Request - Among the entries below, count the lines that contain the word "Change". Write down only the total.

......

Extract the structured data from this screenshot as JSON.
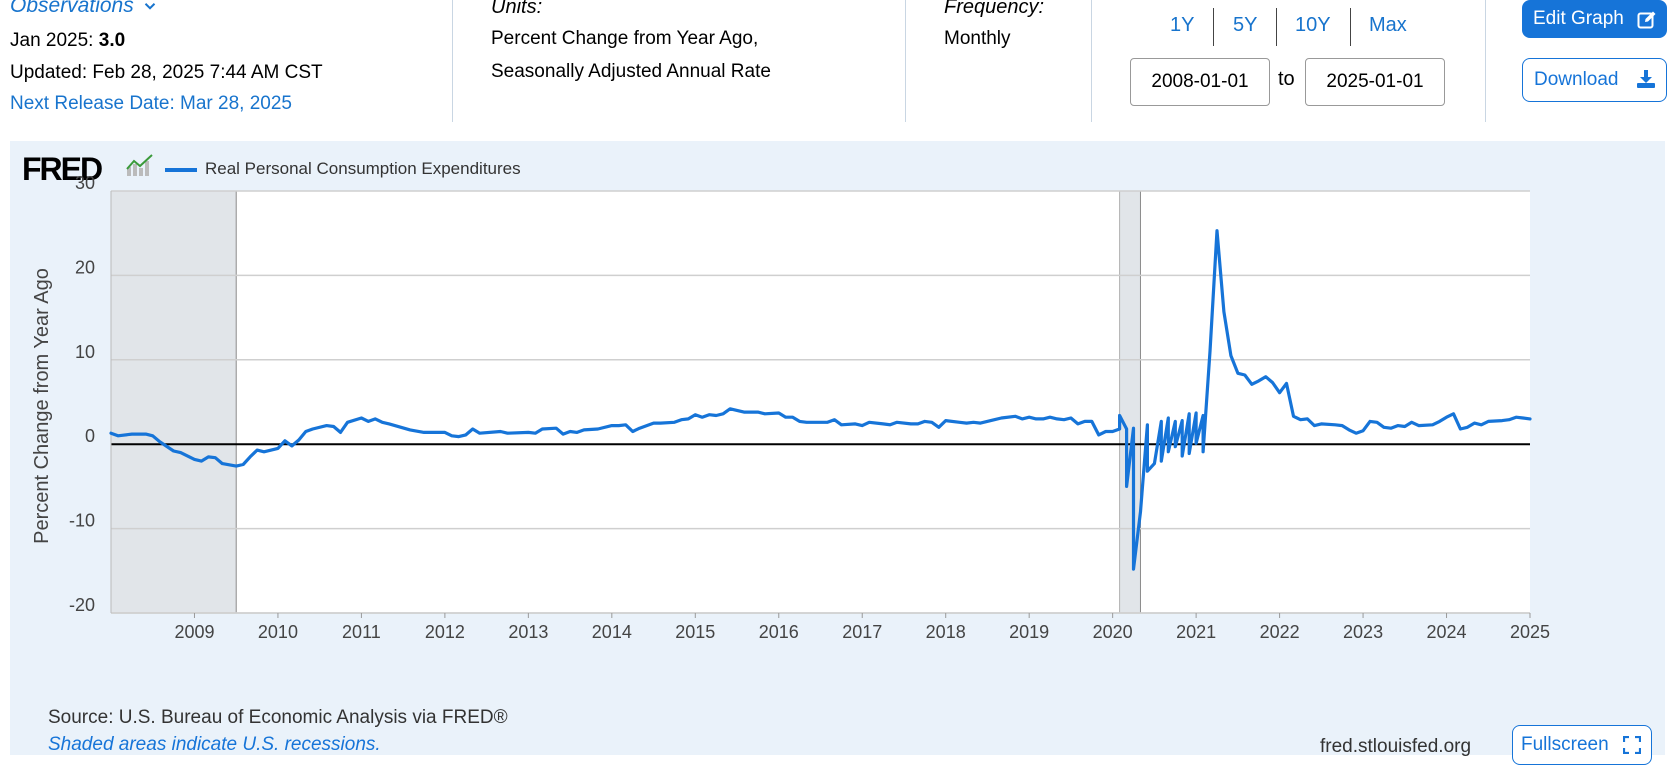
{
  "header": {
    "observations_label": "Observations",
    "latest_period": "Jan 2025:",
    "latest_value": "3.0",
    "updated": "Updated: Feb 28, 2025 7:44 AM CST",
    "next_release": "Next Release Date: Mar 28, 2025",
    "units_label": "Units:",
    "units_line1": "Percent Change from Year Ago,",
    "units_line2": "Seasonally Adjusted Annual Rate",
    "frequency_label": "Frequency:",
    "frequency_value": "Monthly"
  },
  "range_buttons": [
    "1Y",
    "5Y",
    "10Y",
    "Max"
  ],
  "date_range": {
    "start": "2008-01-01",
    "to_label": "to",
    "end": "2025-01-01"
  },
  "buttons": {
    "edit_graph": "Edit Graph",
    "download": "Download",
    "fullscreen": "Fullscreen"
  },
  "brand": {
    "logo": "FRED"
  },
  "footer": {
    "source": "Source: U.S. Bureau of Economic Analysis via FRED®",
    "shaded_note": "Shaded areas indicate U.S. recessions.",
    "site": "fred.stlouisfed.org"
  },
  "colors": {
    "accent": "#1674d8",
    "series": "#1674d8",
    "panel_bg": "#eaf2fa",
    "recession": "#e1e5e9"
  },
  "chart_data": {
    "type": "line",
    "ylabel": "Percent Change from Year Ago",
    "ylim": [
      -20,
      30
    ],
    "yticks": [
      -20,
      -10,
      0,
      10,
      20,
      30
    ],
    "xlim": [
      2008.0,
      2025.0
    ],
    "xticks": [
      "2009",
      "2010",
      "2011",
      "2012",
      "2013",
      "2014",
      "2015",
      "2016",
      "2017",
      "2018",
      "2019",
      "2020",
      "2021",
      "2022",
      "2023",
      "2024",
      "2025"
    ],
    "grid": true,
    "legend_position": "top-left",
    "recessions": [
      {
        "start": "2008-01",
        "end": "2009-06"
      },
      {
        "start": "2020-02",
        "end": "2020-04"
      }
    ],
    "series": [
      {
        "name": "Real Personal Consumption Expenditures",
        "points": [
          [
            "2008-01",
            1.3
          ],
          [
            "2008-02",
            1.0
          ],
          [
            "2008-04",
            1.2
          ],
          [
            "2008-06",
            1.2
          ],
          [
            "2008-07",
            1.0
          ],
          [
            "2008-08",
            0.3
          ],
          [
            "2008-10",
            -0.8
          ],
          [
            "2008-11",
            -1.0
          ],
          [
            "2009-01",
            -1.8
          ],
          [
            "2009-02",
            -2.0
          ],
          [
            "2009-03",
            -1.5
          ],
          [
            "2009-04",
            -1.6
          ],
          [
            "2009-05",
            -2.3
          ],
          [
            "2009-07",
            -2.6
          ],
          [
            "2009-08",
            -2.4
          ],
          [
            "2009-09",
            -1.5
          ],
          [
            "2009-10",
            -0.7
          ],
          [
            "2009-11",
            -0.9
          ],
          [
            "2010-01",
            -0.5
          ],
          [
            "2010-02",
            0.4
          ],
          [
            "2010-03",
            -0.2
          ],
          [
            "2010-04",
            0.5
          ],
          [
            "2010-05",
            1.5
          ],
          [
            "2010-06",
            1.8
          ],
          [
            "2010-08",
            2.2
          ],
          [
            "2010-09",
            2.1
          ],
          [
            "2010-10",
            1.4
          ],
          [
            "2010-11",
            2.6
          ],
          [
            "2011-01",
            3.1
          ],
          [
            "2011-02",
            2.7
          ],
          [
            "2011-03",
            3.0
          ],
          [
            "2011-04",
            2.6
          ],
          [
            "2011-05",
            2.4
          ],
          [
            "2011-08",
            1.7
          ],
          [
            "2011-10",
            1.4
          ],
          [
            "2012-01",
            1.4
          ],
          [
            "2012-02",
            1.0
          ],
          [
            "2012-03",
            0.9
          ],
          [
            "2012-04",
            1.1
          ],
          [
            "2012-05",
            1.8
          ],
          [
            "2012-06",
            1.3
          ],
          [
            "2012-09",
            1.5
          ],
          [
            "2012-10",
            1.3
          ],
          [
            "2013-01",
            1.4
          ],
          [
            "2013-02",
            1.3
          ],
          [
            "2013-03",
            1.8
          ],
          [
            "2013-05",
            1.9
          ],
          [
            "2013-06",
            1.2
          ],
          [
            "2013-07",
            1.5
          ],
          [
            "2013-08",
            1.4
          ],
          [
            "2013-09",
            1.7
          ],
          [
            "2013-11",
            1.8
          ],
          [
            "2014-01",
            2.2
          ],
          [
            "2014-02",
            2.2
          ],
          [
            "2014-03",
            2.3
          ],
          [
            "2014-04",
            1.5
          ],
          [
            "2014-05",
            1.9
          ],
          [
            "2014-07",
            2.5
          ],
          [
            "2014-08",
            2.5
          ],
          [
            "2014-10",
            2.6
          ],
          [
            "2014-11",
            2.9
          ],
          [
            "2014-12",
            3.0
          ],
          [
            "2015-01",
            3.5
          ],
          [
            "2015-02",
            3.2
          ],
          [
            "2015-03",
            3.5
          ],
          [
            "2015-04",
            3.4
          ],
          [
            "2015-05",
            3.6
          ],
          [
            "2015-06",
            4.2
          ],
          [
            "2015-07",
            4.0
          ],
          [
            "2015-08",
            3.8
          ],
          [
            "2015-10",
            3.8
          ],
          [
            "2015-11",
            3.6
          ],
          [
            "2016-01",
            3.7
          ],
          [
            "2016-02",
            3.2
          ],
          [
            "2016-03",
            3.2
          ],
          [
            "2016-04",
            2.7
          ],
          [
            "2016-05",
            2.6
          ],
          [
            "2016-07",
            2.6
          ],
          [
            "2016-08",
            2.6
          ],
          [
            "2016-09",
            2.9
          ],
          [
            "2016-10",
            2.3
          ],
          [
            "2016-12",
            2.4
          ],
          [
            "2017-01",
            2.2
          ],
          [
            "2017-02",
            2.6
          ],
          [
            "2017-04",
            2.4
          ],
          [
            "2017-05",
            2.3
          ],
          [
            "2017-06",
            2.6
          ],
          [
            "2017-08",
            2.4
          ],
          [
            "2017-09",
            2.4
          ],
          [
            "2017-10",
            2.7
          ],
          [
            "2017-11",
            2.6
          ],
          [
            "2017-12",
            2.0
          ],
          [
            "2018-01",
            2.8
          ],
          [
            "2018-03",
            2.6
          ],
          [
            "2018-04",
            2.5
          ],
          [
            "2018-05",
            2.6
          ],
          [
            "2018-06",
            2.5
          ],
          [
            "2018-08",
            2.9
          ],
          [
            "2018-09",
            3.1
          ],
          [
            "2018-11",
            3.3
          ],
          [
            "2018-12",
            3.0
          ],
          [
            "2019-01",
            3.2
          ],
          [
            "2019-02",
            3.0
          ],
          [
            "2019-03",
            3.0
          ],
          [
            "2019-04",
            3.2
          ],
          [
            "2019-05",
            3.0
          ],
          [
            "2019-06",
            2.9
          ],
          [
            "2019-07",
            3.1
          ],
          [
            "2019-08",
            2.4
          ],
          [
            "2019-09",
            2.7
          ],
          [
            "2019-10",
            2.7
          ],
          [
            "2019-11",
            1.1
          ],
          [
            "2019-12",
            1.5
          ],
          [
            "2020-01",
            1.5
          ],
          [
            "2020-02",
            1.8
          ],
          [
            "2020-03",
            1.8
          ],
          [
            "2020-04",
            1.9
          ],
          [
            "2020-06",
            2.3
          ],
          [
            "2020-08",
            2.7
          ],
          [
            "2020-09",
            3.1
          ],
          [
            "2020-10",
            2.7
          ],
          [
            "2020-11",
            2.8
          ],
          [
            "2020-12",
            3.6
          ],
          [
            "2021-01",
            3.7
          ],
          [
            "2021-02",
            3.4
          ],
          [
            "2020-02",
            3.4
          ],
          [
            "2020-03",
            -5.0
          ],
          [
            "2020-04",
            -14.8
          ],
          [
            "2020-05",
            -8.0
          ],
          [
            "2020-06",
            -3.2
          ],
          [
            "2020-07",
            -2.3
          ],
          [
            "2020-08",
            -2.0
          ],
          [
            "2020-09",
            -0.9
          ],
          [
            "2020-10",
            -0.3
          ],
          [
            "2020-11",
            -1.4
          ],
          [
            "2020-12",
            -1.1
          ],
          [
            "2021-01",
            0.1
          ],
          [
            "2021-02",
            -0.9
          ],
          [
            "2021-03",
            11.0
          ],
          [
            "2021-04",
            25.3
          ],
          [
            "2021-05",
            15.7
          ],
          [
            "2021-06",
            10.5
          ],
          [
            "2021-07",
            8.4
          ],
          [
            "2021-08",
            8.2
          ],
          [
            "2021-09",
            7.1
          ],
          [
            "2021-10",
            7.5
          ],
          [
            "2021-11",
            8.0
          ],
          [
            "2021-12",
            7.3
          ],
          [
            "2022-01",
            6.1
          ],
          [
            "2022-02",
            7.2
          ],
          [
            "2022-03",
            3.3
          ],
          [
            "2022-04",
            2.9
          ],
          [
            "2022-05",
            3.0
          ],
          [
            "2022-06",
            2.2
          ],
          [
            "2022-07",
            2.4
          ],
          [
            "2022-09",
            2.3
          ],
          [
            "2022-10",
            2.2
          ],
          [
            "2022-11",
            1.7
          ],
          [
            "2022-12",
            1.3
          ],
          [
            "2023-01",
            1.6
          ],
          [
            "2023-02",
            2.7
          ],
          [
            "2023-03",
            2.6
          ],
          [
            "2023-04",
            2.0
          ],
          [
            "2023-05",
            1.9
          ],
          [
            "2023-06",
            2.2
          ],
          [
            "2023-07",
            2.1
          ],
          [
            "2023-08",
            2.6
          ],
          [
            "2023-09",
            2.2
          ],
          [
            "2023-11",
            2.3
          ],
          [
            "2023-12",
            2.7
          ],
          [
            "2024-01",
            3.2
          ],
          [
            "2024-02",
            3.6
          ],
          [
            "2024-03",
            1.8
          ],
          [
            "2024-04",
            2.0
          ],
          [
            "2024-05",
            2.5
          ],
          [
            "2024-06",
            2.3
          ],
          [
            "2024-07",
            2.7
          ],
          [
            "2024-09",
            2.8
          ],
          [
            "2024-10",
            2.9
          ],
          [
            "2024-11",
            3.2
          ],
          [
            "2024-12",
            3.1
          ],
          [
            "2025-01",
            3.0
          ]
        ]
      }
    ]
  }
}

......

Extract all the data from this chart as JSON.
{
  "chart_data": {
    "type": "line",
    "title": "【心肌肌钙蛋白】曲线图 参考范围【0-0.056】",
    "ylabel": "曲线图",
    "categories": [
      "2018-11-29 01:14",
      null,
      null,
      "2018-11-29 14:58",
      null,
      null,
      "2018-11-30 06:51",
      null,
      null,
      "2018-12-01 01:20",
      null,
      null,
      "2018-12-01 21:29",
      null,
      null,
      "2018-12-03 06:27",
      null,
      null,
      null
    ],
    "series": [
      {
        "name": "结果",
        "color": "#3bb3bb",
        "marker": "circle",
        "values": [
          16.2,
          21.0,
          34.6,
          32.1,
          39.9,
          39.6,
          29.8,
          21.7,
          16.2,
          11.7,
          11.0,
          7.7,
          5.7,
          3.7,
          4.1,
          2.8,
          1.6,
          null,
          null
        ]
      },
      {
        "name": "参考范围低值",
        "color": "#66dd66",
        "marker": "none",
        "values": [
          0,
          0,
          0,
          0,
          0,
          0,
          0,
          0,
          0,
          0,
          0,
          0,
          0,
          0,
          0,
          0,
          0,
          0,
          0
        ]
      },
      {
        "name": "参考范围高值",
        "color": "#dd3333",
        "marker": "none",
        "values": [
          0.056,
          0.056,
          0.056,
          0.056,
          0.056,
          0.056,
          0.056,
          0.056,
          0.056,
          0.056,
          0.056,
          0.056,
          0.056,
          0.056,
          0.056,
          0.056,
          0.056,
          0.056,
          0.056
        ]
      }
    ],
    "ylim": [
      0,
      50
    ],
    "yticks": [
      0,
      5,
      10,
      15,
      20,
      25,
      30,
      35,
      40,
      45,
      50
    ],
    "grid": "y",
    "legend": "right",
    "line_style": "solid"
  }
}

......

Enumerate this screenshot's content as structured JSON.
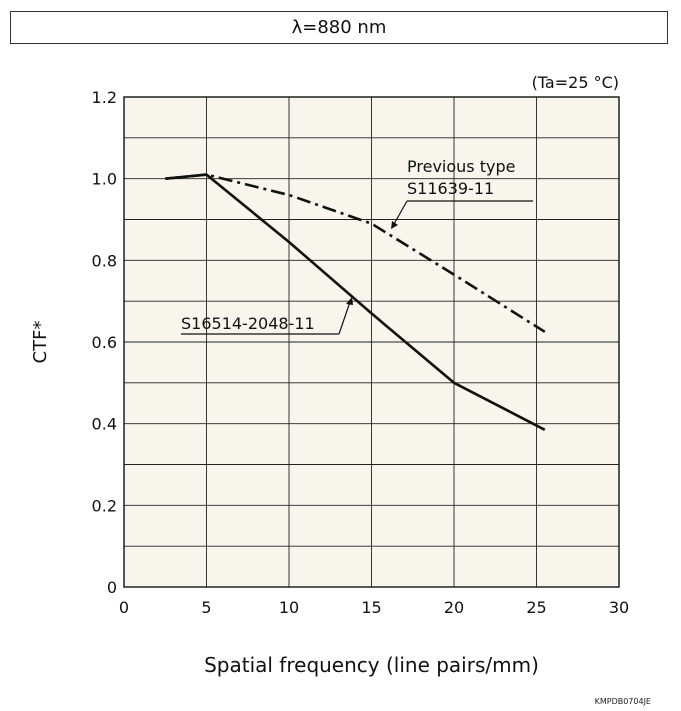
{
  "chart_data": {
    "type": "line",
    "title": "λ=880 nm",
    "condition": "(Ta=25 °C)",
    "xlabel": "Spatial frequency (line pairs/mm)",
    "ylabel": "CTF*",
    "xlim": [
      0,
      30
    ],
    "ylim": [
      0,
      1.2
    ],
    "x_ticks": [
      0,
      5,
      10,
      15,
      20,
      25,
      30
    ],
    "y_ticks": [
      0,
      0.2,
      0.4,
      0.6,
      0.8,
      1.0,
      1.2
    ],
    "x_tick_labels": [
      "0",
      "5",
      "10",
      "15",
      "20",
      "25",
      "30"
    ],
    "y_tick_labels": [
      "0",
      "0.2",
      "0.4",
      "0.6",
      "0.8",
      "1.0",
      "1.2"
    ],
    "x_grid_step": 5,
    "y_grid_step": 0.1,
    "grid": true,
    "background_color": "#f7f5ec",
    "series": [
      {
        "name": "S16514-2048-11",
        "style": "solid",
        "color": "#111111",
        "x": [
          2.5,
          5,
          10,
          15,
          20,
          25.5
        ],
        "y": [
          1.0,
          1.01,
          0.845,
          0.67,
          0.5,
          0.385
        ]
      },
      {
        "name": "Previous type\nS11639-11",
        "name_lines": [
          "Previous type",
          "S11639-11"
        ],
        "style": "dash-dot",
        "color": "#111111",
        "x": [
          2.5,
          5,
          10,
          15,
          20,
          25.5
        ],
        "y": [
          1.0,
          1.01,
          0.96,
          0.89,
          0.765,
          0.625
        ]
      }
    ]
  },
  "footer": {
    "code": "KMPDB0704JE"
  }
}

......

Complete response - 2